══ DATASET RECORDS

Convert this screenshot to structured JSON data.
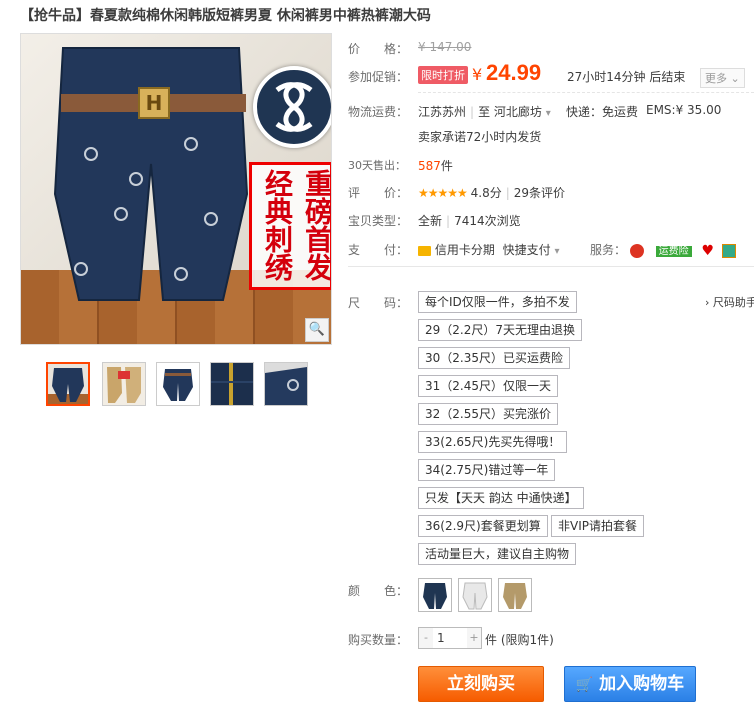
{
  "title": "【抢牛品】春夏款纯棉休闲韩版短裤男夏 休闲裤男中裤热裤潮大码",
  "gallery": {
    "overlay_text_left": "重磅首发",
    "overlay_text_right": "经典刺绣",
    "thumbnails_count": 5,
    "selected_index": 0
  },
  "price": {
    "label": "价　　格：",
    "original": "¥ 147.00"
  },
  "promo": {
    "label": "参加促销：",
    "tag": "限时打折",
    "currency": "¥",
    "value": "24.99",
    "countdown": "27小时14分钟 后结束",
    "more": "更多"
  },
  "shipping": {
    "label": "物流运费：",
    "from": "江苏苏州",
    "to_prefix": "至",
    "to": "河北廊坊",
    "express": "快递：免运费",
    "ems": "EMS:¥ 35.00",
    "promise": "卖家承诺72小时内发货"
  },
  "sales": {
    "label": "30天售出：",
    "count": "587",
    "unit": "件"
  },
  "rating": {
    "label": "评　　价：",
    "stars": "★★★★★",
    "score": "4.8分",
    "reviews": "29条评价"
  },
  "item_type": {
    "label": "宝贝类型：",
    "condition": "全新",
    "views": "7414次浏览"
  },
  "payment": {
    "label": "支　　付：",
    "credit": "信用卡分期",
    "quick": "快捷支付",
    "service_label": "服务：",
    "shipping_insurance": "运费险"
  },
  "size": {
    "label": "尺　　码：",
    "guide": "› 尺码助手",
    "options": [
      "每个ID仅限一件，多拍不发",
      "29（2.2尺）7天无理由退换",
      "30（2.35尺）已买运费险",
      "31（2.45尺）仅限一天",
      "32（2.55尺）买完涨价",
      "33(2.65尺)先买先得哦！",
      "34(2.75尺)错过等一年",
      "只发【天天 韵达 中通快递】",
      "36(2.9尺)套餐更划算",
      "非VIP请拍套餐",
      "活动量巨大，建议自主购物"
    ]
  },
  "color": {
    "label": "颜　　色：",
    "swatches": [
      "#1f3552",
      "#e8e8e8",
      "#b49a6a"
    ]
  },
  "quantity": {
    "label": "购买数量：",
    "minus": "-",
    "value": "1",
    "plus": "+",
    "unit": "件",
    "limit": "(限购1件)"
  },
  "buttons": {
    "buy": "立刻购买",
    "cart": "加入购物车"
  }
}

════

# [INSTRUCTIONS TO FOLLOW]
All the material shown above is to be copied exactly, with no pictures carried over.

# [THE RESPONSE]
Convert this screenshot to structured JSON data.
{
  "title": "【抢牛品】春夏款纯棉休闲韩版短裤男夏 休闲裤男中裤热裤潮大码",
  "gallery": {
    "overlay_text_left": "重磅首发",
    "overlay_text_right": "经典刺绣",
    "thumbnails_count": 5,
    "selected_index": 0
  },
  "price": {
    "label": "价　　格：",
    "original": "¥ 147.00"
  },
  "promo": {
    "label": "参加促销：",
    "tag": "限时打折",
    "currency": "¥",
    "value": "24.99",
    "countdown": "27小时14分钟 后结束",
    "more": "更多"
  },
  "shipping": {
    "label": "物流运费：",
    "from": "江苏苏州",
    "to_prefix": "至",
    "to": "河北廊坊",
    "express": "快递：免运费",
    "ems": "EMS:¥ 35.00",
    "promise": "卖家承诺72小时内发货"
  },
  "sales": {
    "label": "30天售出：",
    "count": "587",
    "unit": "件"
  },
  "rating": {
    "label": "评　　价：",
    "stars": "★★★★★",
    "score": "4.8分",
    "reviews": "29条评价"
  },
  "item_type": {
    "label": "宝贝类型：",
    "condition": "全新",
    "views": "7414次浏览"
  },
  "payment": {
    "label": "支　　付：",
    "credit": "信用卡分期",
    "quick": "快捷支付",
    "service_label": "服务：",
    "shipping_insurance": "运费险"
  },
  "size": {
    "label": "尺　　码：",
    "guide": "› 尺码助手",
    "options": [
      "每个ID仅限一件，多拍不发",
      "29（2.2尺）7天无理由退换",
      "30（2.35尺）已买运费险",
      "31（2.45尺）仅限一天",
      "32（2.55尺）买完涨价",
      "33(2.65尺)先买先得哦！",
      "34(2.75尺)错过等一年",
      "只发【天天 韵达 中通快递】",
      "36(2.9尺)套餐更划算",
      "非VIP请拍套餐",
      "活动量巨大，建议自主购物"
    ]
  },
  "color": {
    "label": "颜　　色：",
    "swatches": [
      "#1f3552",
      "#e8e8e8",
      "#b49a6a"
    ]
  },
  "quantity": {
    "label": "购买数量：",
    "minus": "-",
    "value": "1",
    "plus": "+",
    "unit": "件",
    "limit": "(限购1件)"
  },
  "buttons": {
    "buy": "立刻购买",
    "cart": "加入购物车"
  }
}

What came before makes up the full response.